Dataset records:

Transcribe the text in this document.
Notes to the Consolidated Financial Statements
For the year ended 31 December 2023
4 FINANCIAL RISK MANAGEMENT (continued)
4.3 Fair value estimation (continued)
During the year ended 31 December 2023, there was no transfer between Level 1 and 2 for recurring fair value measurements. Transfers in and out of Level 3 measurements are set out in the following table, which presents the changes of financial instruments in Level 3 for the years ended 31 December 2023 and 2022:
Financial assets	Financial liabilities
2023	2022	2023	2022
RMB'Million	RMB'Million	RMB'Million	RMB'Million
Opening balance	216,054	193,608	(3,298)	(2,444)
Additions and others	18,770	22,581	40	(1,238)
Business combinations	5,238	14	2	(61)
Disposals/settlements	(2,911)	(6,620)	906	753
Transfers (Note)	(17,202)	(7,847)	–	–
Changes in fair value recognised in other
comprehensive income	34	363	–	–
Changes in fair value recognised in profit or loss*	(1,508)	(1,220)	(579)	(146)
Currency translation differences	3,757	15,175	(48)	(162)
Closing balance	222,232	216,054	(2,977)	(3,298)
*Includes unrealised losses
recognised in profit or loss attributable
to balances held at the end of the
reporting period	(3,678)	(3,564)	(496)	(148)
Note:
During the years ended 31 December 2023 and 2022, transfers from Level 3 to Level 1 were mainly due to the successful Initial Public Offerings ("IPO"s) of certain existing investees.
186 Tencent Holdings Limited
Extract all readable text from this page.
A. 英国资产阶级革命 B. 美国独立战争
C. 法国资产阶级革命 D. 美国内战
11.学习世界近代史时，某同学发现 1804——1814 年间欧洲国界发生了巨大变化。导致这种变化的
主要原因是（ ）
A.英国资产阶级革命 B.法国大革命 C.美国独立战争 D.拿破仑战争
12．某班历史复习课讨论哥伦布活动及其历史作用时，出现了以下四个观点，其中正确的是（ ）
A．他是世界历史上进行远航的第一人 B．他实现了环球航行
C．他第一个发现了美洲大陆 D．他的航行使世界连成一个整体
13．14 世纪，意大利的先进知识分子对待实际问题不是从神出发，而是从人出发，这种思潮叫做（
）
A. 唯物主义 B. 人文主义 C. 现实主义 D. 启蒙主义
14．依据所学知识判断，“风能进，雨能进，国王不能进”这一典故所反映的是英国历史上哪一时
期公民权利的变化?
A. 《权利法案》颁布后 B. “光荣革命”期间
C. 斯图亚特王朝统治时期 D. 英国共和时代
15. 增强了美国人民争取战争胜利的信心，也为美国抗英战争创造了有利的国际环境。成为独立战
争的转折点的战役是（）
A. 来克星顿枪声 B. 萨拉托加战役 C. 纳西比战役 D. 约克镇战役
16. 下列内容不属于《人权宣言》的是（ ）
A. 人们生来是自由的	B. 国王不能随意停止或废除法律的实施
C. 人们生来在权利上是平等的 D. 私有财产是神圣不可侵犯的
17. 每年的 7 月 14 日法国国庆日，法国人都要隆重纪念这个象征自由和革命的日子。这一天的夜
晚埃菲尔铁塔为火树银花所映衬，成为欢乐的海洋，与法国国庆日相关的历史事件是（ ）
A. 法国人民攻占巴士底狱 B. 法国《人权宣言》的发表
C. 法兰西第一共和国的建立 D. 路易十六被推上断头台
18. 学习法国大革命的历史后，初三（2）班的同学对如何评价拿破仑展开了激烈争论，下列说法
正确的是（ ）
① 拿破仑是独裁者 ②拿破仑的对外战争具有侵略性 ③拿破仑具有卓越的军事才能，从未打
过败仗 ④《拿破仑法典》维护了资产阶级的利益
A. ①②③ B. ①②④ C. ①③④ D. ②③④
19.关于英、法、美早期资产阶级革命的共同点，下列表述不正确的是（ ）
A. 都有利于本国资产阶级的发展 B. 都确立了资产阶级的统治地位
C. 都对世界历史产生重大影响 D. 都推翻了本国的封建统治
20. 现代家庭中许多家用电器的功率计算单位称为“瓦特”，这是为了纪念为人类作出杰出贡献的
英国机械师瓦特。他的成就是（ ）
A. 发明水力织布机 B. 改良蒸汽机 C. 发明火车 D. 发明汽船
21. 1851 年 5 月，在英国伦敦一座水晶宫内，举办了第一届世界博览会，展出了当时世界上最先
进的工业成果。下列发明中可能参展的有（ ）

▸ **Given instruction**
Gather up the lines containing the word "value" from these records and copy them.

▸ **Solution**
4.3 Fair value estimation (continued)
During the year ended 31 December 2023, there was no transfer between Level 1 and 2 for recurring fair value measurements. Transfers in and out of Level 3 measurements are set out in the following table, which presents the changes of financial instruments in Level 3 for the years ended 31 December 2023 and 2022:
Changes in fair value recognised in other
Changes in fair value recognised in profit or loss*	(1,508)	(1,220)	(579)	(146)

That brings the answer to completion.